▶ _Your task_
Give the number of lines that contain the string "JSON", and nothing else.

* * * * * * * * *

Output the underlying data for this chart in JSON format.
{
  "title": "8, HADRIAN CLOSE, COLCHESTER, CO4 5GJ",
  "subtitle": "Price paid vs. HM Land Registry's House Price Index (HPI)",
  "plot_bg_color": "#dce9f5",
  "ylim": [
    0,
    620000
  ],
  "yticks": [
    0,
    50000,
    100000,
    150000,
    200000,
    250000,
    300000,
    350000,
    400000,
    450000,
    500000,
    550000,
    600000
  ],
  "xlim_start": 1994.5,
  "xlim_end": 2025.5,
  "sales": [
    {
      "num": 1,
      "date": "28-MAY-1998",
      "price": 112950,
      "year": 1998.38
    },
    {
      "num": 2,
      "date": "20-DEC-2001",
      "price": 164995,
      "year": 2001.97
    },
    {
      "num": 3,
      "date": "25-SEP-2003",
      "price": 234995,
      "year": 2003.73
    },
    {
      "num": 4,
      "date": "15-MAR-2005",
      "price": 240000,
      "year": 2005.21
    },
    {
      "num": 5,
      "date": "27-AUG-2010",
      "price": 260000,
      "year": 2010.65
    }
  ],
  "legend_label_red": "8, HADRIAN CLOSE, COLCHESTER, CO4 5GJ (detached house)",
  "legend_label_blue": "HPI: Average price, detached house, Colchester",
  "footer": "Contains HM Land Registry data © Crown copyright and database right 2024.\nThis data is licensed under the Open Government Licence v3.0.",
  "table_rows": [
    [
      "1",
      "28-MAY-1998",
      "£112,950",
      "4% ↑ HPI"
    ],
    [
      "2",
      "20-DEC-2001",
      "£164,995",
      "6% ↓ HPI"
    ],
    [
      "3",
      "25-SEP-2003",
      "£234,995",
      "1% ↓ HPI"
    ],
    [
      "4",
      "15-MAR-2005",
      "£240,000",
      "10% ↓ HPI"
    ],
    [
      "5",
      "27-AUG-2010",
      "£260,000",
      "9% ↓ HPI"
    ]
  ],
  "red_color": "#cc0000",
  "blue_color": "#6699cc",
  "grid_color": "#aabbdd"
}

* * * * * * * * *

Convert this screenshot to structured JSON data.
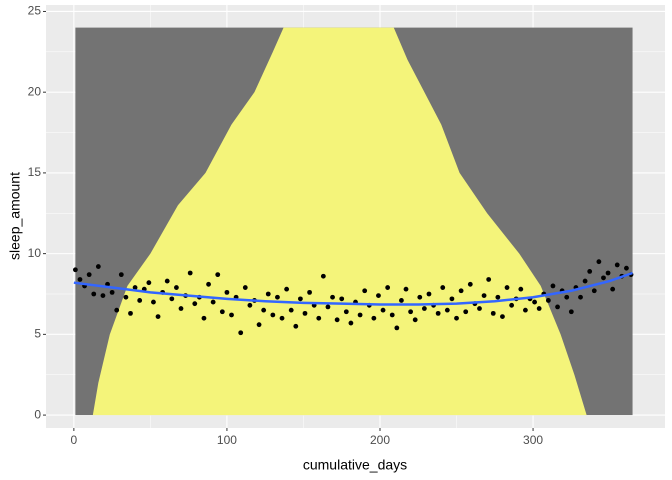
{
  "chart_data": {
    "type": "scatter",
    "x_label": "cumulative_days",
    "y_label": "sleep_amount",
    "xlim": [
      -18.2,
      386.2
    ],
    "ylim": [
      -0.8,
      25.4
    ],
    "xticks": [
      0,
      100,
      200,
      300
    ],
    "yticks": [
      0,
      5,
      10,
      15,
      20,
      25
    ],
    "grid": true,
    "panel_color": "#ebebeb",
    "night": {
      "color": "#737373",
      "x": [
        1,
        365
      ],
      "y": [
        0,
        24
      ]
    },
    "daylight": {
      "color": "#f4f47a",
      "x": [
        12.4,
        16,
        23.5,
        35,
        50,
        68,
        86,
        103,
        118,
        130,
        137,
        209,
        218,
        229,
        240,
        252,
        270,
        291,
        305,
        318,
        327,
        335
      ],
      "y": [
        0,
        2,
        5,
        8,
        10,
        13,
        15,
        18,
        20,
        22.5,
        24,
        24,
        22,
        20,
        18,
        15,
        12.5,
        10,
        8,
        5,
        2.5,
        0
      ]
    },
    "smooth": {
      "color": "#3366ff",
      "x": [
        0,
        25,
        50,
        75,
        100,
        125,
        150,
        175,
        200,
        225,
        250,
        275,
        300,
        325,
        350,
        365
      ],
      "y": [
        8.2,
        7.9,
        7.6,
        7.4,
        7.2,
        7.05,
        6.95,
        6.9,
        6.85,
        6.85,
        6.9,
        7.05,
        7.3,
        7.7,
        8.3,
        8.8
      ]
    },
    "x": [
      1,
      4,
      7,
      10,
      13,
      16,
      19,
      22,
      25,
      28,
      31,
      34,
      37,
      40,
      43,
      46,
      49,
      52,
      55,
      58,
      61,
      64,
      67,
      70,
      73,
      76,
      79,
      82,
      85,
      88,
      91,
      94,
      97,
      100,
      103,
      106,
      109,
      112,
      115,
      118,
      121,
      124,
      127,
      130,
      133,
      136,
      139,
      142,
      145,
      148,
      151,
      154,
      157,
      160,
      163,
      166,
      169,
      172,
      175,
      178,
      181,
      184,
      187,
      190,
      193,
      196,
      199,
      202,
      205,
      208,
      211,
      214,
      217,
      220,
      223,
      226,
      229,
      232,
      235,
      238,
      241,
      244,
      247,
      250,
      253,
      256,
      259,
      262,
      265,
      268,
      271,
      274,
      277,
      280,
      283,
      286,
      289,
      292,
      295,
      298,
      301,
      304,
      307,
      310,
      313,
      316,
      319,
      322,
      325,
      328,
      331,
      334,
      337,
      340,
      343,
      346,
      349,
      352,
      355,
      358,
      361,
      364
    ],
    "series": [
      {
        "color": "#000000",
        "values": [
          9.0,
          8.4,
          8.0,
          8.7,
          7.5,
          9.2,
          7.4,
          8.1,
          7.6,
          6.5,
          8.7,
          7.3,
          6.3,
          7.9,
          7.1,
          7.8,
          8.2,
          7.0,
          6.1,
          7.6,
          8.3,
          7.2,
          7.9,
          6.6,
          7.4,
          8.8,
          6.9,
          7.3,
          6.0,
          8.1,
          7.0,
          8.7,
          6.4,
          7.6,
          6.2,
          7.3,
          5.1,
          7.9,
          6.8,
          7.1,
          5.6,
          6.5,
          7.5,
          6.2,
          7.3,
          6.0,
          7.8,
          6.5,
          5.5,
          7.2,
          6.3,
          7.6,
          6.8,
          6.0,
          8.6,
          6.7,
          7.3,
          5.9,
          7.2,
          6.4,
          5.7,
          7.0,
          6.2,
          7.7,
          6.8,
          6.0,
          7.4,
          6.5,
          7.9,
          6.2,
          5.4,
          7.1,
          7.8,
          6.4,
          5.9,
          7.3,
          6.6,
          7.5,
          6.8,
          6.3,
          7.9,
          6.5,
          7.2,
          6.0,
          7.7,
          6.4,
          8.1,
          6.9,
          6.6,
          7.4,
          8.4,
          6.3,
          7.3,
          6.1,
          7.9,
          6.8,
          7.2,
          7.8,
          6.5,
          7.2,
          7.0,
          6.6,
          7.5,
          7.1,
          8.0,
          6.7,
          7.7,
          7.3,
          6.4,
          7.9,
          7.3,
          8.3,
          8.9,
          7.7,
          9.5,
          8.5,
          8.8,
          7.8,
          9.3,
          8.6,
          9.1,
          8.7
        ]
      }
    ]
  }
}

* * * * * * * * *

▶ _Finished exercise_
2